— WHAT IS BEING ASKED —
Determine how many lines hold "this" and give only that number.

— EXCERPTED RECORDS —

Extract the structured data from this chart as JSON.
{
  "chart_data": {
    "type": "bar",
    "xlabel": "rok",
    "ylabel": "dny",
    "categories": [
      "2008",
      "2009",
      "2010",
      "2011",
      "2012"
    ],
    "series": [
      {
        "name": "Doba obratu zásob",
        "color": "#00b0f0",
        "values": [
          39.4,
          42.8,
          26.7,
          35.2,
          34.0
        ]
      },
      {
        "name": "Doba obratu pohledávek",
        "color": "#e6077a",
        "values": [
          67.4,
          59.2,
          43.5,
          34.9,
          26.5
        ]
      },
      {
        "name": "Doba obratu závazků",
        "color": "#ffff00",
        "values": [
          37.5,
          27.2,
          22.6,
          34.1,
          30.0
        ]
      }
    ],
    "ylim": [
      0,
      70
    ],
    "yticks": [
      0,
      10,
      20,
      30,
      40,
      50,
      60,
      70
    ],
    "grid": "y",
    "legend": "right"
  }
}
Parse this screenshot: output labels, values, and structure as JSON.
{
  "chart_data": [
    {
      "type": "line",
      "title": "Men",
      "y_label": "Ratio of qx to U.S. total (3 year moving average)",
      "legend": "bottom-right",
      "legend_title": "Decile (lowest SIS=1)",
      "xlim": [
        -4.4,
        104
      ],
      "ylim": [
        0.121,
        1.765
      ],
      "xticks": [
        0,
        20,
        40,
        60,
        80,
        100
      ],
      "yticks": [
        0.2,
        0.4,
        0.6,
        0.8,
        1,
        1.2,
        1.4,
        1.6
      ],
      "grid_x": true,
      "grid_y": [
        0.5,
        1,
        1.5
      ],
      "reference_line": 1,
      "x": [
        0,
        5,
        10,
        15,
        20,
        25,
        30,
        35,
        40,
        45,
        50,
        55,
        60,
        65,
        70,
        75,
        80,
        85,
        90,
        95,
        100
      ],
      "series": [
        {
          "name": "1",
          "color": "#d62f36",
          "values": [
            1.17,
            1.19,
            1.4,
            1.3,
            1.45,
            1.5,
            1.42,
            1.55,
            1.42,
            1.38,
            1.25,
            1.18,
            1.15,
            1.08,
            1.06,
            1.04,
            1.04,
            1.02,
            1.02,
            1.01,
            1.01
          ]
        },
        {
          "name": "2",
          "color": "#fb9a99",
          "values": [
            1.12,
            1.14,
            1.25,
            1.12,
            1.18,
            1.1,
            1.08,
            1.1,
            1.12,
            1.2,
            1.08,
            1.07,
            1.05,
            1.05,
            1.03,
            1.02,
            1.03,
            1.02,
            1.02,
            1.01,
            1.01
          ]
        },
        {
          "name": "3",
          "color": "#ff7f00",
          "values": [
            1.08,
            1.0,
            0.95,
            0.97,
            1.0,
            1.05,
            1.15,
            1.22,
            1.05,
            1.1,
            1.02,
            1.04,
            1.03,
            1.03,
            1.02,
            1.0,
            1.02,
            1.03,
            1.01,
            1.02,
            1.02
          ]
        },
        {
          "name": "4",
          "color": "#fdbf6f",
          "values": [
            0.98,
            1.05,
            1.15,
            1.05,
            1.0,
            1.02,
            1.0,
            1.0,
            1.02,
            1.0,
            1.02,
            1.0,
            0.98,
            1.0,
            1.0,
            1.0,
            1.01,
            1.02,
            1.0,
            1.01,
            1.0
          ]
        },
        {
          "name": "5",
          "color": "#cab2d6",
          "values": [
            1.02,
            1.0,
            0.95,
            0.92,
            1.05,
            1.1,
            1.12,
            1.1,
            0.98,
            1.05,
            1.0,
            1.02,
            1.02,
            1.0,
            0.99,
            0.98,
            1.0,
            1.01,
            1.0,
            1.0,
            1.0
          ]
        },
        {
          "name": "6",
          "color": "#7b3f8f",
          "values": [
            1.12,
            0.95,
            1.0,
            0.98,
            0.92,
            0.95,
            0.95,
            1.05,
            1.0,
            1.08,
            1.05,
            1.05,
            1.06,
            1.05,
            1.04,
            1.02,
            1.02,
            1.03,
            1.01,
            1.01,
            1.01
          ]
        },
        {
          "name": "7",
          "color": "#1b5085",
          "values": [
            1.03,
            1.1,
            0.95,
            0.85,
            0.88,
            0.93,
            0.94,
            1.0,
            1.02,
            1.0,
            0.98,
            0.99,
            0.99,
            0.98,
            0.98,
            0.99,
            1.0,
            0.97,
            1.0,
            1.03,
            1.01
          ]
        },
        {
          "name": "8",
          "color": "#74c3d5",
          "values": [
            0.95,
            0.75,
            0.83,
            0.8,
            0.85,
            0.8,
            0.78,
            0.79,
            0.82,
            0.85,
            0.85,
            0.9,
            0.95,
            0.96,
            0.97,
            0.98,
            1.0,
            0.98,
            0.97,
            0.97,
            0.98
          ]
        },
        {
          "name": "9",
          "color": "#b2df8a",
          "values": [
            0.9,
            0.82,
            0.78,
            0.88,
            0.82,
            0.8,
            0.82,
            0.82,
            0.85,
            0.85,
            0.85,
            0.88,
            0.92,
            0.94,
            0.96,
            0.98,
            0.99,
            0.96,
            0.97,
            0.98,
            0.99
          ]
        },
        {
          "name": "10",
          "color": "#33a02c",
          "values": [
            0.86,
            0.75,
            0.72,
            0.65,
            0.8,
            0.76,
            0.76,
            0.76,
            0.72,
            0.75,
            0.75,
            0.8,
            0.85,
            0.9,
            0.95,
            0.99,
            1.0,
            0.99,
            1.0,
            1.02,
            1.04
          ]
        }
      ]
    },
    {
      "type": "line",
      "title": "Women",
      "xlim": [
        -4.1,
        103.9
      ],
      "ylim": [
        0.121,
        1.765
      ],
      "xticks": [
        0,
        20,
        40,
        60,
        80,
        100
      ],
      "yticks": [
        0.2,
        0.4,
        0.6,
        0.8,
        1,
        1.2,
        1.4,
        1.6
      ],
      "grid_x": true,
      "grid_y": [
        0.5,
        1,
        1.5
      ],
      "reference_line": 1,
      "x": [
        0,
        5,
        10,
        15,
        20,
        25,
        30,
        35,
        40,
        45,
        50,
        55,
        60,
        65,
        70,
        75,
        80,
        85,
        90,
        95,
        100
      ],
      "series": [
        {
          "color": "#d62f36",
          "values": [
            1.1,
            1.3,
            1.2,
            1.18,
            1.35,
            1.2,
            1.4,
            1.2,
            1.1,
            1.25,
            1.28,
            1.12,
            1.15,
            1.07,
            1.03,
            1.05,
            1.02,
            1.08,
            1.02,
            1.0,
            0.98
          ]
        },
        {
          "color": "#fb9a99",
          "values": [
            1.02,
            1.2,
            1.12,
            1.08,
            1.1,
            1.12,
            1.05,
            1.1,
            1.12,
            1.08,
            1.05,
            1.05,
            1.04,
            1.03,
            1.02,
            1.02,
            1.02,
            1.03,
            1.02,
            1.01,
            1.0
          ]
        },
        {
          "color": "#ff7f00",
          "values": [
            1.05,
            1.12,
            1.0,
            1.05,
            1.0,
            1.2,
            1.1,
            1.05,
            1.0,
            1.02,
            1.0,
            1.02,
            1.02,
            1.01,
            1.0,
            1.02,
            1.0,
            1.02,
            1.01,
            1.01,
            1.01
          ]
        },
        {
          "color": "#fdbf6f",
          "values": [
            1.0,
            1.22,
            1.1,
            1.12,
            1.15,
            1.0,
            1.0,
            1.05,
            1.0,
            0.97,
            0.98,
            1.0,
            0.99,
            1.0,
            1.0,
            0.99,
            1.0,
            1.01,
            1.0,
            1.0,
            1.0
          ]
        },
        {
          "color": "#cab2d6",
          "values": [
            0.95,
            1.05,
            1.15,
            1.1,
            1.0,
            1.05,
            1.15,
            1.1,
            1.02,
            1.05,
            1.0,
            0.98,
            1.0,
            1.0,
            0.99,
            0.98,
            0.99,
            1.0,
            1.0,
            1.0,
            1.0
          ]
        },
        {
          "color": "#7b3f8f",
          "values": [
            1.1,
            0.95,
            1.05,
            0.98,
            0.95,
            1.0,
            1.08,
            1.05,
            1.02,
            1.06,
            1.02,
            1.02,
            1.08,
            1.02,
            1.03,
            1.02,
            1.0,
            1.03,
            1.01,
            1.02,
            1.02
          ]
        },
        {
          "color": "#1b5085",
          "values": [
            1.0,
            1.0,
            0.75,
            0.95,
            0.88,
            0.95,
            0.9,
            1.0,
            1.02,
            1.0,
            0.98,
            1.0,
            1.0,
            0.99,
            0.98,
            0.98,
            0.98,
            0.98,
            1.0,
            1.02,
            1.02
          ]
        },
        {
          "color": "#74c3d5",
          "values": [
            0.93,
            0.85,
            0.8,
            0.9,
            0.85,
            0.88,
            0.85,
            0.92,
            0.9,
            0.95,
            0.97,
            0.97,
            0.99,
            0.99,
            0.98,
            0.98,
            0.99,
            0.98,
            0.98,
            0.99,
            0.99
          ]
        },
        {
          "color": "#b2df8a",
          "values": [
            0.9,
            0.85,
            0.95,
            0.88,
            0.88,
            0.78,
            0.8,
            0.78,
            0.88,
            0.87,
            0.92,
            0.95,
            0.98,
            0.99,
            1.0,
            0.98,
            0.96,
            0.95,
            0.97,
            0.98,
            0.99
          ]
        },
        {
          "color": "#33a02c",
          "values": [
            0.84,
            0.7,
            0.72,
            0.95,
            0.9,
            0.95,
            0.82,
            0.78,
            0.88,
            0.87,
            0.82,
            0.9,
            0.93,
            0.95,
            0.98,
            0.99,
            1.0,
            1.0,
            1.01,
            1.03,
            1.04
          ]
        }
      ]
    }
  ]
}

— PROBLEM SOLUTION —
2